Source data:
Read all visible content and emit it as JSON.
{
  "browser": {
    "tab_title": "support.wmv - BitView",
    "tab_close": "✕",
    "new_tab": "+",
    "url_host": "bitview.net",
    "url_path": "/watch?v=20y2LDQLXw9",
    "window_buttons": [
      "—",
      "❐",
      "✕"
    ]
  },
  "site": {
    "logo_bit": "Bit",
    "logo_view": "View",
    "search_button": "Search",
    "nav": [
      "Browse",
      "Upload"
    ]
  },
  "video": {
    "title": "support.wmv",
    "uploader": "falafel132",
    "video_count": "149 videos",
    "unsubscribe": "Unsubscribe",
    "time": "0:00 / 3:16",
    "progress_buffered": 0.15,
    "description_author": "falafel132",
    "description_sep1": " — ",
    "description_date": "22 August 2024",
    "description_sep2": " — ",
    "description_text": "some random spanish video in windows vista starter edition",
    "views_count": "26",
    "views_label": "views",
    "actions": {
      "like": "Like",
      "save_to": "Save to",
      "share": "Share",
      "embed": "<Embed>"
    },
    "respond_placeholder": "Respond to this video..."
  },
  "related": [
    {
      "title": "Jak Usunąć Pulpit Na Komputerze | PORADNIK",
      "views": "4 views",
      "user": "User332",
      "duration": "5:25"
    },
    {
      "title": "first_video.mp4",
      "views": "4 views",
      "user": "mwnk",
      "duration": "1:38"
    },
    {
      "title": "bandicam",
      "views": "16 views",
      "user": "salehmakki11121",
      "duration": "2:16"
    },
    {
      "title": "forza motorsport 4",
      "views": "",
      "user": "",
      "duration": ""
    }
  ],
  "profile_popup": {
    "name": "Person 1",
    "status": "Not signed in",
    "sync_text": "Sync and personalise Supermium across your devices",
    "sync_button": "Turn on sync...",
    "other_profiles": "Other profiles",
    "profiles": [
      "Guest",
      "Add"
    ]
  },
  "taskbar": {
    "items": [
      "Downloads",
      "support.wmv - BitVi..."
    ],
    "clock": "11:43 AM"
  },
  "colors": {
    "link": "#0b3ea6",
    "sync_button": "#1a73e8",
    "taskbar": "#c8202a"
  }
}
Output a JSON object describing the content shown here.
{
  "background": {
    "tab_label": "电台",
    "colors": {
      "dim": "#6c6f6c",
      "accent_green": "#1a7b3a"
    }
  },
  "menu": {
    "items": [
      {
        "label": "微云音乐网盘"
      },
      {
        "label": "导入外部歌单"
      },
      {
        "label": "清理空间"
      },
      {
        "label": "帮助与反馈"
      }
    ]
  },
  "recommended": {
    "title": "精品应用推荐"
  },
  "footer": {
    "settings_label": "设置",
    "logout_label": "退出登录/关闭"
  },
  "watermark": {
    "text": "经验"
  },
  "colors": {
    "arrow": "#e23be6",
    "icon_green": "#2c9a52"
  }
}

→ **AIM OF THE EXERCISE**: Pull out every line containing "profiles".

→ **THE SOLUTION**:
    "other_profiles": "Other profiles",
    "profiles": [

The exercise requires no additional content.